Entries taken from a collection
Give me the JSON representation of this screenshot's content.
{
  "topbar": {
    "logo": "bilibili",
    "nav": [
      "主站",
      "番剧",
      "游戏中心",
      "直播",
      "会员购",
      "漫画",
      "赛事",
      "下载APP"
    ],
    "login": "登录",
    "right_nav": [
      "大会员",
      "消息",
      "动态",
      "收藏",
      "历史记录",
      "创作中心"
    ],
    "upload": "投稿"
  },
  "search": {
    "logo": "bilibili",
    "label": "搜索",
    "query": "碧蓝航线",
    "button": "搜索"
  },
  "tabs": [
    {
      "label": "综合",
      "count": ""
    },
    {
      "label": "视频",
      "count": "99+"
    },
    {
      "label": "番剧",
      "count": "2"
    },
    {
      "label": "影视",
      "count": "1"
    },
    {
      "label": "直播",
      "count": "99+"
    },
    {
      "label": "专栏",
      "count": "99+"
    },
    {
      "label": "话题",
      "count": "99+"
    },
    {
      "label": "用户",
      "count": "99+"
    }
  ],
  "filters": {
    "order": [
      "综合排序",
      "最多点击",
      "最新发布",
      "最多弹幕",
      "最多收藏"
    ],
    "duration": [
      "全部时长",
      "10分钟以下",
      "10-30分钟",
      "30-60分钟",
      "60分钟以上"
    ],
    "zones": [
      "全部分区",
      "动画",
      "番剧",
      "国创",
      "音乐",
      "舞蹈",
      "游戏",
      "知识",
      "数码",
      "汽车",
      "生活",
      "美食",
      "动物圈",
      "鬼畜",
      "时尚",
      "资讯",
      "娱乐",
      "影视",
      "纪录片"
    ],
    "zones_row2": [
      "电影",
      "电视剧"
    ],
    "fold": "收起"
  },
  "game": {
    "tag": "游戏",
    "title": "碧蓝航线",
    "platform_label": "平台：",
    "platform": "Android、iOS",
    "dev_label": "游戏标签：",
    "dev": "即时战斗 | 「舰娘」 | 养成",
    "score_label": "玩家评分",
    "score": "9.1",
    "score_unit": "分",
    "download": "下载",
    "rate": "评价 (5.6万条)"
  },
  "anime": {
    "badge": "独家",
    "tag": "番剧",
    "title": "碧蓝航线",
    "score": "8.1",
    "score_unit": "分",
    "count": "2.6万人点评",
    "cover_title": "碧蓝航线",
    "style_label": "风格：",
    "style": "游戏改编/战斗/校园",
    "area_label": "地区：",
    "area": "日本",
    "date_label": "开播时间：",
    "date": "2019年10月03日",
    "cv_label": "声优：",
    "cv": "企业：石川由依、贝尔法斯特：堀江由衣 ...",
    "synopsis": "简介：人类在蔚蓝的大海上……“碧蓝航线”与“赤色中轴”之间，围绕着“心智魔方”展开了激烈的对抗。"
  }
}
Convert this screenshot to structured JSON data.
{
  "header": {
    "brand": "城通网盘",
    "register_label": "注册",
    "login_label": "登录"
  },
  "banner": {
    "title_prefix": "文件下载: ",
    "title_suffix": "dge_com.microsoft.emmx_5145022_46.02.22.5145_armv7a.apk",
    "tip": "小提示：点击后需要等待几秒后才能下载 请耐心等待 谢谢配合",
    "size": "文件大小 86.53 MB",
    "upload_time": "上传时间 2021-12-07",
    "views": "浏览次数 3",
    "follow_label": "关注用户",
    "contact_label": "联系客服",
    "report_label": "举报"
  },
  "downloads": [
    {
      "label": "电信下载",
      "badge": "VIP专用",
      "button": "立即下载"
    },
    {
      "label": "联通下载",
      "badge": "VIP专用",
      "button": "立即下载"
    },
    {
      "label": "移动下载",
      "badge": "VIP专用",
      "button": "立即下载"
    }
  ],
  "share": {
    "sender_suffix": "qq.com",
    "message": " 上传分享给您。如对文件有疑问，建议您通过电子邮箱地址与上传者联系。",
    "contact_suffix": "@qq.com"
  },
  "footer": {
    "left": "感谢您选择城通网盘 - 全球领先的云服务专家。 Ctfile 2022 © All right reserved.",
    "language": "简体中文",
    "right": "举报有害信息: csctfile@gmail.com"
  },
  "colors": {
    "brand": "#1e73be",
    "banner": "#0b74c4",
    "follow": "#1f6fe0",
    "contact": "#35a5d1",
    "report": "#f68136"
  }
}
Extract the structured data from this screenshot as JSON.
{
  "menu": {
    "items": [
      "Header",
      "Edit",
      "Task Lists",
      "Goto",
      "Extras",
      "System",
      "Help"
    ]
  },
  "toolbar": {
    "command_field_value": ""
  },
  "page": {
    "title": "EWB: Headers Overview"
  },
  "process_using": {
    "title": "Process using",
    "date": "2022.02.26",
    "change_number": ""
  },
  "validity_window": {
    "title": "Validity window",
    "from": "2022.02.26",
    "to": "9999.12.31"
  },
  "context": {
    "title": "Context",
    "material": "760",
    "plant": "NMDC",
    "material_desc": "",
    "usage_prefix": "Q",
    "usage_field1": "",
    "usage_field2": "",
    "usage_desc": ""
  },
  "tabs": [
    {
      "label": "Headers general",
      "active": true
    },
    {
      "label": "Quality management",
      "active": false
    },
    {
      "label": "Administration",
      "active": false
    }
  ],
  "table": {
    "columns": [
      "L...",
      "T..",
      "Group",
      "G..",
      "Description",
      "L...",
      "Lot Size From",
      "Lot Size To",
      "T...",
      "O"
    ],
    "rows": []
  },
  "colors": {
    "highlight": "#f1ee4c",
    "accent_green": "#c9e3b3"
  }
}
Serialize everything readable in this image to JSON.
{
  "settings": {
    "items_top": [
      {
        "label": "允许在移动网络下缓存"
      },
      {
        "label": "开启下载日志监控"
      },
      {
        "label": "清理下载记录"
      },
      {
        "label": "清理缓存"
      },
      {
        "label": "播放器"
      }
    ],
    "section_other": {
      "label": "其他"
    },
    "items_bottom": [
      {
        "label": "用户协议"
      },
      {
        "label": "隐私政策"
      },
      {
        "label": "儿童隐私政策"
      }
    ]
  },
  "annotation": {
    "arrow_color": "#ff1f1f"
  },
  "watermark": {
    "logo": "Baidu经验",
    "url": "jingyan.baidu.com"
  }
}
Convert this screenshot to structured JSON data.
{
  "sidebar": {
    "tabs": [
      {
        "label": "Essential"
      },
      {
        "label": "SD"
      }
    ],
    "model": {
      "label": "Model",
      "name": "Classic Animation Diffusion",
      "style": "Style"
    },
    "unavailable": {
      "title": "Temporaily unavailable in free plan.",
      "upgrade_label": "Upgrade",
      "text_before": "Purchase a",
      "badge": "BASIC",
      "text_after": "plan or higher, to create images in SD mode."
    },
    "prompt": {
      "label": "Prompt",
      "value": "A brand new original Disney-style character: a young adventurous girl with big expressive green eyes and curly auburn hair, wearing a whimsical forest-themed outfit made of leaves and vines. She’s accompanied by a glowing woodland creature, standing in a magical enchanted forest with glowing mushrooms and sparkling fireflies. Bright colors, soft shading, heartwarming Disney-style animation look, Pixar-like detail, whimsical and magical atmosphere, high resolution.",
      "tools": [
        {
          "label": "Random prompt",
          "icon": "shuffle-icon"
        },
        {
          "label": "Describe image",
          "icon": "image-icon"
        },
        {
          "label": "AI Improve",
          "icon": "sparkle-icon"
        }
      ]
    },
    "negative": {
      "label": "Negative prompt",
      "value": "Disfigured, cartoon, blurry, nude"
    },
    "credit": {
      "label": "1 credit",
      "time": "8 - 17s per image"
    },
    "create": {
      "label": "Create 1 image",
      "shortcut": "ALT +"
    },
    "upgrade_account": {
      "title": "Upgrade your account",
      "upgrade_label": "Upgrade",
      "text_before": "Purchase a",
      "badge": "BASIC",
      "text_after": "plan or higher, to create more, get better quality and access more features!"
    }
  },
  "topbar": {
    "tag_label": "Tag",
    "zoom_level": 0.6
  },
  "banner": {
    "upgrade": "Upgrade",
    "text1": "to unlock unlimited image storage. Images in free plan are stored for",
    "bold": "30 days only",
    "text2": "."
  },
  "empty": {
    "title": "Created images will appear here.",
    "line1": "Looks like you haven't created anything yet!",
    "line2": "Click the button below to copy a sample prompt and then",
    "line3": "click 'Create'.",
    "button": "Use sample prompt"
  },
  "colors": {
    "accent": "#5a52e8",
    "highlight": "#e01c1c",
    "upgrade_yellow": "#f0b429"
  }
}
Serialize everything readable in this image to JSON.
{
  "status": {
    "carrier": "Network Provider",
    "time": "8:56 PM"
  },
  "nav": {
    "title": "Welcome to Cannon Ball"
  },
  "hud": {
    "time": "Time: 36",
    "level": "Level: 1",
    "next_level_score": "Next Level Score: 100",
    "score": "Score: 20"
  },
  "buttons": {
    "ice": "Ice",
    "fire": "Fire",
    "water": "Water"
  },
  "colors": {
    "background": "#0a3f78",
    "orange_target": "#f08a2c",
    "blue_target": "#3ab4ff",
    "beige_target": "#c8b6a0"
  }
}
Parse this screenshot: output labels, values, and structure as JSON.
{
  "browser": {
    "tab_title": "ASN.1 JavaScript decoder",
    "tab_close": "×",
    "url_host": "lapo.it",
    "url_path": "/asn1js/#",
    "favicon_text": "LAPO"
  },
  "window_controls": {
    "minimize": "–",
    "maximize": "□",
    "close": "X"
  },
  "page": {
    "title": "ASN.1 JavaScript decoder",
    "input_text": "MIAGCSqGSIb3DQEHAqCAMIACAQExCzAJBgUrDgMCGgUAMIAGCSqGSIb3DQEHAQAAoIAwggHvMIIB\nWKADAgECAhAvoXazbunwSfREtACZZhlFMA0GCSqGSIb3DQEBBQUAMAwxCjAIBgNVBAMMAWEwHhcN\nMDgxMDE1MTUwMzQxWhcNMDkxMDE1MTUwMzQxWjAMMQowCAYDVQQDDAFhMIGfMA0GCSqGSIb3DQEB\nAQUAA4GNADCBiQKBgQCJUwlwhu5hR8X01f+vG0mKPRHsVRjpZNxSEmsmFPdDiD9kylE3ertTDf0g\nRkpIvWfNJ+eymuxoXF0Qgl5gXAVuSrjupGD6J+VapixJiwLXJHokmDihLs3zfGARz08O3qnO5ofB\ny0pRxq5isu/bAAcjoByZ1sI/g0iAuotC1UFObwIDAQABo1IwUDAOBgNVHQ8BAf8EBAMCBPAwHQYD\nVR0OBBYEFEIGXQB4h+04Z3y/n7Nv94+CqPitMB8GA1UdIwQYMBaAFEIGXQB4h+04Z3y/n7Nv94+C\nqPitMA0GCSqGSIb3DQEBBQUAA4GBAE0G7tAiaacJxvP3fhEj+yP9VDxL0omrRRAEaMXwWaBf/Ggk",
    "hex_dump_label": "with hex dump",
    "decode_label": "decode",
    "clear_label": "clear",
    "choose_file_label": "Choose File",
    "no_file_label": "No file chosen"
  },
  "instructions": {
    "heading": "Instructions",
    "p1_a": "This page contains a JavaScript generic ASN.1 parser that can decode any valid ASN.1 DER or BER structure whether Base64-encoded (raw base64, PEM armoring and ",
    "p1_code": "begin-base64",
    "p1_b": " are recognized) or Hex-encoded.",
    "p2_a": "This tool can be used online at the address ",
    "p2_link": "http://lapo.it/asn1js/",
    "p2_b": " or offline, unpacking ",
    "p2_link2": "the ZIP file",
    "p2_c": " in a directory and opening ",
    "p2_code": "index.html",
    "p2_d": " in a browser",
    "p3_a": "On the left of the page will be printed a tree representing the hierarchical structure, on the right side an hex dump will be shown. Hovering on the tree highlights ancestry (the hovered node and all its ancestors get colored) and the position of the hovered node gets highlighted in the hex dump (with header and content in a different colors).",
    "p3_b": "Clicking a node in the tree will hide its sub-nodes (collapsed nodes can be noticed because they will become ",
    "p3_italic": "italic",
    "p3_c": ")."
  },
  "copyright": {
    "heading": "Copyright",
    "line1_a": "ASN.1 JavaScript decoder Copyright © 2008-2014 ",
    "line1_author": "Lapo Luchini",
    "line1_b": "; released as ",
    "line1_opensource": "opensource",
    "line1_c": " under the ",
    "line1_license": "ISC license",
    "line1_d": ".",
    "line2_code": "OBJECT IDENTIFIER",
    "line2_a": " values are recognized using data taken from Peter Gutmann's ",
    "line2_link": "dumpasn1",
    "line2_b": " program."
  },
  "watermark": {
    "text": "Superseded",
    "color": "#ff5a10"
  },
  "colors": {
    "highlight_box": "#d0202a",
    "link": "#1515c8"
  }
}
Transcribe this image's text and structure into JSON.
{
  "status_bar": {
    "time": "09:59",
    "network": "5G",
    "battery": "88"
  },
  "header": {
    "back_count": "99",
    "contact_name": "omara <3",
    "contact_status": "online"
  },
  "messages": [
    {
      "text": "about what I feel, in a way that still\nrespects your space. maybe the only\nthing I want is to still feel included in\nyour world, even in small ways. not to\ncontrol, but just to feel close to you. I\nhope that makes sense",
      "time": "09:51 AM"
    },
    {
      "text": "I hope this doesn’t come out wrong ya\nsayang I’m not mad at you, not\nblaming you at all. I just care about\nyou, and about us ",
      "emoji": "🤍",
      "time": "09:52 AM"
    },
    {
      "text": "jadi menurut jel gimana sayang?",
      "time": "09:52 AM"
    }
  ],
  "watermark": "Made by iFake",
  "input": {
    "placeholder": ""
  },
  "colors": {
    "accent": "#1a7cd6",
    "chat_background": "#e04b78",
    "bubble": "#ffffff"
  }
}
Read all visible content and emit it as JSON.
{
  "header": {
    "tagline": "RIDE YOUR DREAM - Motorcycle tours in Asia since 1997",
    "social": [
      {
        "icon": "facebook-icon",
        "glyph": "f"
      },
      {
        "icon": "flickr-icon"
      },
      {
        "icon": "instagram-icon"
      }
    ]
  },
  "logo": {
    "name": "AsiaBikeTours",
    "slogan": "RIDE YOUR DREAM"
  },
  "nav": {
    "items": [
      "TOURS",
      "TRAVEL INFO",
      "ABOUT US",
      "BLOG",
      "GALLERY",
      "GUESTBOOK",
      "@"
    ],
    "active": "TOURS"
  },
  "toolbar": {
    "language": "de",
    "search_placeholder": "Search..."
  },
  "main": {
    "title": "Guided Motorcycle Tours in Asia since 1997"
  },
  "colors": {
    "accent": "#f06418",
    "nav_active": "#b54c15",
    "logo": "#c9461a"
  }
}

(WHAT TO WORK ON): Only the lines from the one containing "Read all visible content and emit it as JSON." through the end of the material should be reproduced, exactly, with both ends included.

(CORRECT RESULT):
Read all visible content and emit it as JSON.
{
  "header": {
    "tagline": "RIDE YOUR DREAM - Motorcycle tours in Asia since 1997",
    "social": [
      {
        "icon": "facebook-icon",
        "glyph": "f"
      },
      {
        "icon": "flickr-icon"
      },
      {
        "icon": "instagram-icon"
      }
    ]
  },
  "logo": {
    "name": "AsiaBikeTours",
    "slogan": "RIDE YOUR DREAM"
  },
  "nav": {
    "items": [
      "TOURS",
      "TRAVEL INFO",
      "ABOUT US",
      "BLOG",
      "GALLERY",
      "GUESTBOOK",
      "@"
    ],
    "active": "TOURS"
  },
  "toolbar": {
    "language": "de",
    "search_placeholder": "Search..."
  },
  "main": {
    "title": "Guided Motorcycle Tours in Asia since 1997"
  },
  "colors": {
    "accent": "#f06418",
    "nav_active": "#b54c15",
    "logo": "#c9461a"
  }
}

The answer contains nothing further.